• _DIRECTIONS FOR THIS TASK_:
Whenever a line below holds the word "text", copy that line.

• _STORED DATA_:
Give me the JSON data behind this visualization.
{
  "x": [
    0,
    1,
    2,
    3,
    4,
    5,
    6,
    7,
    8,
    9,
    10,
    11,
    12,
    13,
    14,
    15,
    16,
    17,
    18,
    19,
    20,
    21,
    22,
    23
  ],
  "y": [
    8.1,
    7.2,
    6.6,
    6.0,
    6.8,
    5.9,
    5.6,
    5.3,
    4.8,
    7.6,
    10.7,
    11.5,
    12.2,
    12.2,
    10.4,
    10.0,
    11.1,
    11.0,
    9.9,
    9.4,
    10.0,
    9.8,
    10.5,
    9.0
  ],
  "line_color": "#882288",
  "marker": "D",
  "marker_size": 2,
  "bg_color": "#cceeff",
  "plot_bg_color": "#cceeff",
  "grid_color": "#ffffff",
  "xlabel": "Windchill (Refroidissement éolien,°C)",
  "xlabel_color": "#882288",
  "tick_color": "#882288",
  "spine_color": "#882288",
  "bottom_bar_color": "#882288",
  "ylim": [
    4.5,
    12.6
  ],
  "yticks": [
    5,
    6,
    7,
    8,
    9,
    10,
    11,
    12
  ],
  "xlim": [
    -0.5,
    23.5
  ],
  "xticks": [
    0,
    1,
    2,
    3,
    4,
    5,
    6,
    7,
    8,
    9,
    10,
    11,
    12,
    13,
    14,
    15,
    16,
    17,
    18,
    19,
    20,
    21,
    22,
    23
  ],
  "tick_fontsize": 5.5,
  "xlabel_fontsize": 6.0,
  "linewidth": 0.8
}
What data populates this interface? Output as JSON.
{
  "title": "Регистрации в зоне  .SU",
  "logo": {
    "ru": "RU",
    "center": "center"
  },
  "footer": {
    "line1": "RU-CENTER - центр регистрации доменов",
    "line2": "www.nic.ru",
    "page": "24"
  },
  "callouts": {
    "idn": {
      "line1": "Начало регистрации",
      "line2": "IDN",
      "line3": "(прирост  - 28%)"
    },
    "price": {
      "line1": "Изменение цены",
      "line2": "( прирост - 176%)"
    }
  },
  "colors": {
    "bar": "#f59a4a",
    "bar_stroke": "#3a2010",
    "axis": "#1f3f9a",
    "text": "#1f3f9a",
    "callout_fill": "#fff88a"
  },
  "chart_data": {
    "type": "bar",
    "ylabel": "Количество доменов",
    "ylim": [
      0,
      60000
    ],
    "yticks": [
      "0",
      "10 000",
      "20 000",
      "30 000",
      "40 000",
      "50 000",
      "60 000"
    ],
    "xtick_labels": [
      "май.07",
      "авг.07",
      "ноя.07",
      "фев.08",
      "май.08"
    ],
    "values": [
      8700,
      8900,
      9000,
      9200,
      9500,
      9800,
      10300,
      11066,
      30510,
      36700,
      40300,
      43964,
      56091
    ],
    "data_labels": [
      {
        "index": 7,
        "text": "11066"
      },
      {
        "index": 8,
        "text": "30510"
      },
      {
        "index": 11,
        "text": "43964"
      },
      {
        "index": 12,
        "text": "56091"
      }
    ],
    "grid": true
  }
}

• _REPLY_:
    "text": "#1f3f9a",
        "text": "11066"
        "text": "30510"
        "text": "43964"
        "text": "56091"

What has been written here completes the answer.